_What is needed_
The records that follow must be reproduced in full, exactly as written.

_Data rows_
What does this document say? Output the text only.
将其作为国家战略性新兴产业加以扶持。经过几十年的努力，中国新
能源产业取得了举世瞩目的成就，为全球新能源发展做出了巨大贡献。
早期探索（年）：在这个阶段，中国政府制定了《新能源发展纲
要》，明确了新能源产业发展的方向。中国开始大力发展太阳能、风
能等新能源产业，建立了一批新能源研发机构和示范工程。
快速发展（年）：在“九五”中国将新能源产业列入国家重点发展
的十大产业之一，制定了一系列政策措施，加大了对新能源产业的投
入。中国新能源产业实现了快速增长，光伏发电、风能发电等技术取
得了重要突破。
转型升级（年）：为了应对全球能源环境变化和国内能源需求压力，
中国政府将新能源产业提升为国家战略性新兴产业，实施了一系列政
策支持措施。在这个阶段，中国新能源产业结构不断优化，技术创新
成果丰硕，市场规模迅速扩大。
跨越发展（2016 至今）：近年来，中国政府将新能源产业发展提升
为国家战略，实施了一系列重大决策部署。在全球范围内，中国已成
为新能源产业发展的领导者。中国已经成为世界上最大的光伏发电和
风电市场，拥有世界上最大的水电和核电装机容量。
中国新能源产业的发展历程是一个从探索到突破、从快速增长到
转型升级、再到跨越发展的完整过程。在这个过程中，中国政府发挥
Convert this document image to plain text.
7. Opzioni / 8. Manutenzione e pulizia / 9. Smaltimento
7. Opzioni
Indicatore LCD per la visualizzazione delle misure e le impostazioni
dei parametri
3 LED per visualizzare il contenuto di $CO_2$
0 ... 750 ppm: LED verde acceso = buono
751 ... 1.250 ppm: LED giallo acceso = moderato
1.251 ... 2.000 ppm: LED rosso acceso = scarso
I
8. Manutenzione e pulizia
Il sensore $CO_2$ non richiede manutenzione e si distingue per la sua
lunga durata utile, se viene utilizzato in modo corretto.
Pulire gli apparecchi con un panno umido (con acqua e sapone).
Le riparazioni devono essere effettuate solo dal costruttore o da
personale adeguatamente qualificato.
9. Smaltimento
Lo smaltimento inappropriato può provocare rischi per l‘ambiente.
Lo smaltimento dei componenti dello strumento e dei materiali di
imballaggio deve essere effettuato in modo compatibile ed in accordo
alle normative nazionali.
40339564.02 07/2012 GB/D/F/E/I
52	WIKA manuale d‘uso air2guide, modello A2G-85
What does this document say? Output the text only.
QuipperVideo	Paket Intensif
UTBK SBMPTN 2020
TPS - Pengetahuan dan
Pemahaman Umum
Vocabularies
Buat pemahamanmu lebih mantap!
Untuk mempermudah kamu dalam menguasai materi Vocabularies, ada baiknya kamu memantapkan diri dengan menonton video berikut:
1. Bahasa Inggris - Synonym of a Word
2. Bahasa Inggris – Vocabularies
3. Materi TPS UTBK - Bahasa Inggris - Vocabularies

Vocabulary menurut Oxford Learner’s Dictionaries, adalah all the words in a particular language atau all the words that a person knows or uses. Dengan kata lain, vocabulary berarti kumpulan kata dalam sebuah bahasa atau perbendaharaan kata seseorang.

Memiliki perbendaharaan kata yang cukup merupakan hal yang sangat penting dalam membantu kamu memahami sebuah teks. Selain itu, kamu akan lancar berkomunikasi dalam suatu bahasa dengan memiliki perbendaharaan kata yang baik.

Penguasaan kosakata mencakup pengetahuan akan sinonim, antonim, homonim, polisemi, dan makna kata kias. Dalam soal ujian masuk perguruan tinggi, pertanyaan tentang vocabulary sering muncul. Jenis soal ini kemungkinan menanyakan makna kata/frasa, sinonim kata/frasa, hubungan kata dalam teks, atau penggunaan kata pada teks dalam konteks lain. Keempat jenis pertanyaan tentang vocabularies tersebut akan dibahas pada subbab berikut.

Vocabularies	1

_Response to this task_
What does this document say? Output the text only.
将其作为国家战略性新兴产业加以扶持。经过几十年的努力，中国新
能源产业取得了举世瞩目的成就，为全球新能源发展做出了巨大贡献。
早期探索（年）：在这个阶段，中国政府制定了《新能源发展纲
要》，明确了新能源产业发展的方向。中国开始大力发展太阳能、风
能等新能源产业，建立了一批新能源研发机构和示范工程。
快速发展（年）：在“九五”中国将新能源产业列入国家重点发展
的十大产业之一，制定了一系列政策措施，加大了对新能源产业的投
入。中国新能源产业实现了快速增长，光伏发电、风能发电等技术取
得了重要突破。
转型升级（年）：为了应对全球能源环境变化和国内能源需求压力，
中国政府将新能源产业提升为国家战略性新兴产业，实施了一系列政
策支持措施。在这个阶段，中国新能源产业结构不断优化，技术创新
成果丰硕，市场规模迅速扩大。
跨越发展（2016 至今）：近年来，中国政府将新能源产业发展提升
为国家战略，实施了一系列重大决策部署。在全球范围内，中国已成
为新能源产业发展的领导者。中国已经成为世界上最大的光伏发电和
风电市场，拥有世界上最大的水电和核电装机容量。
中国新能源产业的发展历程是一个从探索到突破、从快速增长到
转型升级、再到跨越发展的完整过程。在这个过程中，中国政府发挥
Convert this document image to plain text.
7. Opzioni / 8. Manutenzione e pulizia / 9. Smaltimento
7. Opzioni
Indicatore LCD per la visualizzazione delle misure e le impostazioni
dei parametri
3 LED per visualizzare il contenuto di $CO_2$
0 ... 750 ppm: LED verde acceso = buono
751 ... 1.250 ppm: LED giallo acceso = moderato
1.251 ... 2.000 ppm: LED rosso acceso = scarso
I
8. Manutenzione e pulizia
Il sensore $CO_2$ non richiede manutenzione e si distingue per la sua
lunga durata utile, se viene utilizzato in modo corretto.
Pulire gli apparecchi con un panno umido (con acqua e sapone).
Le riparazioni devono essere effettuate solo dal costruttore o da
personale adeguatamente qualificato.
9. Smaltimento
Lo smaltimento inappropriato può provocare rischi per l‘ambiente.
Lo smaltimento dei componenti dello strumento e dei materiali di
imballaggio deve essere effettuato in modo compatibile ed in accordo
alle normative nazionali.
40339564.02 07/2012 GB/D/F/E/I
52	WIKA manuale d‘uso air2guide, modello A2G-85
What does this document say? Output the text only.
QuipperVideo	Paket Intensif
UTBK SBMPTN 2020
TPS - Pengetahuan dan
Pemahaman Umum
Vocabularies
Buat pemahamanmu lebih mantap!
Untuk mempermudah kamu dalam menguasai materi Vocabularies, ada baiknya kamu memantapkan diri dengan menonton video berikut:
1. Bahasa Inggris - Synonym of a Word
2. Bahasa Inggris – Vocabularies
3. Materi TPS UTBK - Bahasa Inggris - Vocabularies

Vocabulary menurut Oxford Learner’s Dictionaries, adalah all the words in a particular language atau all the words that a person knows or uses. Dengan kata lain, vocabulary berarti kumpulan kata dalam sebuah bahasa atau perbendaharaan kata seseorang.

Memiliki perbendaharaan kata yang cukup merupakan hal yang sangat penting dalam membantu kamu memahami sebuah teks. Selain itu, kamu akan lancar berkomunikasi dalam suatu bahasa dengan memiliki perbendaharaan kata yang baik.

Penguasaan kosakata mencakup pengetahuan akan sinonim, antonim, homonim, polisemi, dan makna kata kias. Dalam soal ujian masuk perguruan tinggi, pertanyaan tentang vocabulary sering muncul. Jenis soal ini kemungkinan menanyakan makna kata/frasa, sinonim kata/frasa, hubungan kata dalam teks, atau penggunaan kata pada teks dalam konteks lain. Keempat jenis pertanyaan tentang vocabularies tersebut akan dibahas pada subbab berikut.

Vocabularies	1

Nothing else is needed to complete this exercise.